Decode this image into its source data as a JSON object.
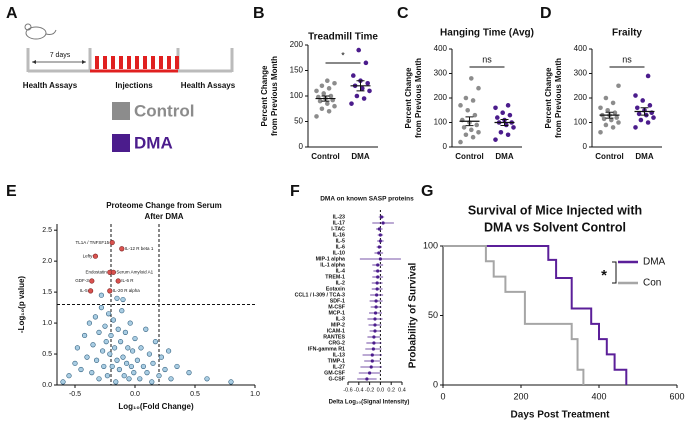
{
  "schematic": {
    "label": "A",
    "interval": "7 days",
    "stages": [
      "Health Assays",
      "Injections",
      "Health Assays"
    ],
    "groups": [
      {
        "name": "Control",
        "color": "#8c8c8c"
      },
      {
        "name": "DMA",
        "color": "#4b1c8c"
      }
    ]
  },
  "chart_data": [
    {
      "panel": "B",
      "type": "dot",
      "title": "Treadmill Time",
      "ylabel": [
        "Percent Change",
        "from Previous Month"
      ],
      "categories": [
        "Control",
        "DMA"
      ],
      "colors": [
        "#8c8c8c",
        "#4b1c8c"
      ],
      "values": [
        [
          60,
          70,
          75,
          80,
          85,
          90,
          92,
          95,
          98,
          100,
          105,
          110,
          115,
          120,
          125,
          130
        ],
        [
          85,
          95,
          100,
          110,
          115,
          120,
          125,
          130,
          140,
          165,
          190
        ]
      ],
      "means": [
        95,
        120
      ],
      "errors": [
        5,
        10
      ],
      "significance": "*",
      "ylim": [
        0,
        200
      ],
      "yticks": [
        0,
        50,
        100,
        150,
        200
      ]
    },
    {
      "panel": "C",
      "type": "dot",
      "title": "Hanging Time (Avg)",
      "ylabel": [
        "Percent Change",
        "from Previous Month"
      ],
      "categories": [
        "Control",
        "DMA"
      ],
      "colors": [
        "#8c8c8c",
        "#4b1c8c"
      ],
      "values": [
        [
          20,
          40,
          50,
          60,
          70,
          80,
          90,
          100,
          110,
          130,
          150,
          170,
          190,
          200,
          240,
          280
        ],
        [
          30,
          50,
          60,
          80,
          90,
          100,
          100,
          110,
          120,
          130,
          140,
          160,
          170
        ]
      ],
      "means": [
        105,
        100
      ],
      "errors": [
        18,
        12
      ],
      "significance": "ns",
      "ylim": [
        0,
        400
      ],
      "yticks": [
        0,
        100,
        200,
        300,
        400
      ]
    },
    {
      "panel": "D",
      "type": "dot",
      "title": "Frailty",
      "ylabel": [
        "Percent Change",
        "from Previous Month"
      ],
      "categories": [
        "Control",
        "DMA"
      ],
      "colors": [
        "#8c8c8c",
        "#4b1c8c"
      ],
      "values": [
        [
          60,
          80,
          90,
          100,
          110,
          115,
          120,
          130,
          130,
          140,
          150,
          160,
          180,
          200,
          250
        ],
        [
          80,
          100,
          110,
          120,
          130,
          135,
          140,
          150,
          160,
          170,
          190,
          210,
          290
        ]
      ],
      "means": [
        130,
        145
      ],
      "errors": [
        12,
        15
      ],
      "significance": "ns",
      "ylim": [
        0,
        400
      ],
      "yticks": [
        0,
        100,
        200,
        300,
        400
      ]
    },
    {
      "panel": "E",
      "type": "scatter",
      "title": [
        "Proteome Change from Serum",
        "After DMA"
      ],
      "xlabel": "Log₁₀(Fold Change)",
      "ylabel": "-Log₁₀(p value)",
      "color": "#a9cde3",
      "highlight_color": "#d9534f",
      "x": [
        -0.55,
        -0.5,
        -0.48,
        -0.45,
        -0.42,
        -0.4,
        -0.38,
        -0.36,
        -0.35,
        -0.33,
        -0.32,
        -0.3,
        -0.3,
        -0.28,
        -0.27,
        -0.26,
        -0.25,
        -0.24,
        -0.23,
        -0.22,
        -0.21,
        -0.2,
        -0.19,
        -0.18,
        -0.17,
        -0.16,
        -0.15,
        -0.14,
        -0.13,
        -0.12,
        -0.11,
        -0.1,
        -0.09,
        -0.08,
        -0.07,
        -0.06,
        -0.05,
        -0.04,
        -0.03,
        -0.02,
        -0.01,
        0.0,
        0.02,
        0.04,
        0.05,
        0.07,
        0.09,
        0.1,
        0.12,
        0.14,
        0.15,
        0.17,
        0.2,
        0.22,
        0.25,
        0.28,
        0.3,
        0.35,
        0.45,
        0.6,
        0.8,
        -0.6,
        -0.28,
        -0.15,
        -0.1
      ],
      "values": [
        0.15,
        0.35,
        0.6,
        0.25,
        0.8,
        0.45,
        1.0,
        0.2,
        0.65,
        1.1,
        0.4,
        0.85,
        0.1,
        1.25,
        0.55,
        0.3,
        0.95,
        0.7,
        0.15,
        1.15,
        0.5,
        0.8,
        0.3,
        1.05,
        0.6,
        0.05,
        0.4,
        0.9,
        0.25,
        0.7,
        1.2,
        0.45,
        0.15,
        0.85,
        0.35,
        0.6,
        0.1,
        1.0,
        0.3,
        0.55,
        0.2,
        0.75,
        0.4,
        0.1,
        0.6,
        0.3,
        0.9,
        0.2,
        0.5,
        0.05,
        0.35,
        0.7,
        0.15,
        0.45,
        0.25,
        0.55,
        0.1,
        0.3,
        0.2,
        0.1,
        0.05,
        0.05,
        1.45,
        1.4,
        1.38
      ],
      "annotations": [
        {
          "text": "TL1A / TNFSF15",
          "x": -0.19,
          "y": 2.3
        },
        {
          "text": "IL-12 R beta 1",
          "x": -0.11,
          "y": 2.2
        },
        {
          "text": "Lefty",
          "x": -0.33,
          "y": 2.08
        },
        {
          "text": "Endostatin",
          "x": -0.21,
          "y": 1.82
        },
        {
          "text": "Serum Amyloid A1",
          "x": -0.18,
          "y": 1.82
        },
        {
          "text": "GDF-3",
          "x": -0.36,
          "y": 1.68
        },
        {
          "text": "IL-6 R",
          "x": -0.14,
          "y": 1.68
        },
        {
          "text": "IL-5",
          "x": -0.37,
          "y": 1.52
        },
        {
          "text": "IL-20 R alpha",
          "x": -0.21,
          "y": 1.52
        }
      ],
      "hline": 1.3,
      "vlines": [
        -0.2,
        0.2
      ],
      "xlim": [
        -0.65,
        1.0
      ],
      "xticks": [
        -0.5,
        {
          "value": 0,
          "label": "0.0"
        },
        0.5,
        {
          "value": 1,
          "label": "1.0"
        }
      ],
      "ylim": [
        0,
        2.6
      ],
      "yticks": [
        {
          "value": 0,
          "label": "0.0"
        },
        0.5,
        {
          "value": 1,
          "label": "1.0"
        },
        1.5,
        {
          "value": 2,
          "label": "2.0"
        },
        2.5
      ]
    },
    {
      "panel": "F",
      "type": "forest",
      "title": "DMA on known SASP proteins",
      "xlabel": "Delta Log₁₀(Signal Intensity)",
      "categories": [
        "IL-23",
        "IL-17",
        "I-TAC",
        "IL-16",
        "IL-5",
        "IL-6",
        "IL-10",
        "MIP-1 alpha",
        "IL-1 alpha",
        "IL-4",
        "TREM-1",
        "IL-2",
        "Eotaxin",
        "CCL1 / I-309 / TCA-3",
        "SDF-1",
        "M-CSF",
        "MCP-1",
        "IL-3",
        "MIP-2",
        "ICAM-1",
        "RANTES",
        "CRG-2",
        "IFN-gamma R1",
        "IL-13",
        "TIMP-1",
        "IL-27",
        "GM-CSF",
        "G-CSF"
      ],
      "values": [
        0.02,
        0.05,
        -0.02,
        0.0,
        0.0,
        -0.02,
        -0.03,
        0.0,
        -0.05,
        -0.05,
        -0.05,
        -0.06,
        -0.06,
        -0.07,
        -0.08,
        -0.08,
        -0.09,
        -0.1,
        -0.1,
        -0.1,
        -0.12,
        -0.12,
        -0.13,
        -0.15,
        -0.15,
        -0.17,
        -0.2,
        -0.25
      ],
      "errors": [
        0.05,
        0.2,
        0.06,
        0.05,
        0.06,
        0.05,
        0.08,
        0.38,
        0.1,
        0.08,
        0.1,
        0.1,
        0.1,
        0.12,
        0.12,
        0.1,
        0.12,
        0.14,
        0.12,
        0.1,
        0.12,
        0.14,
        0.15,
        0.18,
        0.15,
        0.2,
        0.2,
        0.18
      ],
      "color": "#4b1c8c",
      "xlim": [
        -0.6,
        0.4
      ],
      "xticks": [
        -0.6,
        -0.4,
        -0.2,
        {
          "value": 0,
          "label": "0.0"
        },
        0.2,
        0.4
      ]
    },
    {
      "panel": "G",
      "type": "step",
      "title": [
        "Survival of Mice Injected with",
        "DMA vs Solvent Control"
      ],
      "xlabel": "Days Post Treatment",
      "ylabel": "Probability of Survival",
      "significance": "*",
      "series": [
        {
          "name": "DMA",
          "color": "#5b1f99",
          "x": [
            0,
            270,
            290,
            330,
            380,
            400,
            420,
            440,
            470
          ],
          "values": [
            100,
            90,
            77,
            55,
            44,
            33,
            22,
            11,
            0
          ]
        },
        {
          "name": "Con",
          "color": "#a6a6a6",
          "x": [
            0,
            110,
            130,
            160,
            210,
            330,
            345,
            360
          ],
          "values": [
            100,
            89,
            78,
            67,
            44,
            33,
            11,
            0
          ]
        }
      ],
      "xlim": [
        0,
        600
      ],
      "xticks": [
        0,
        200,
        400,
        600
      ],
      "ylim": [
        0,
        100
      ],
      "yticks": [
        0,
        50,
        100
      ]
    }
  ]
}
──────
DIRECTIONS -> Go through the records and report each line that contains "name".

WRITTEN RESPONSE ->
        "name": "Control",
        "name": "DMA",
          "name": "DMA",
          "name": "Con",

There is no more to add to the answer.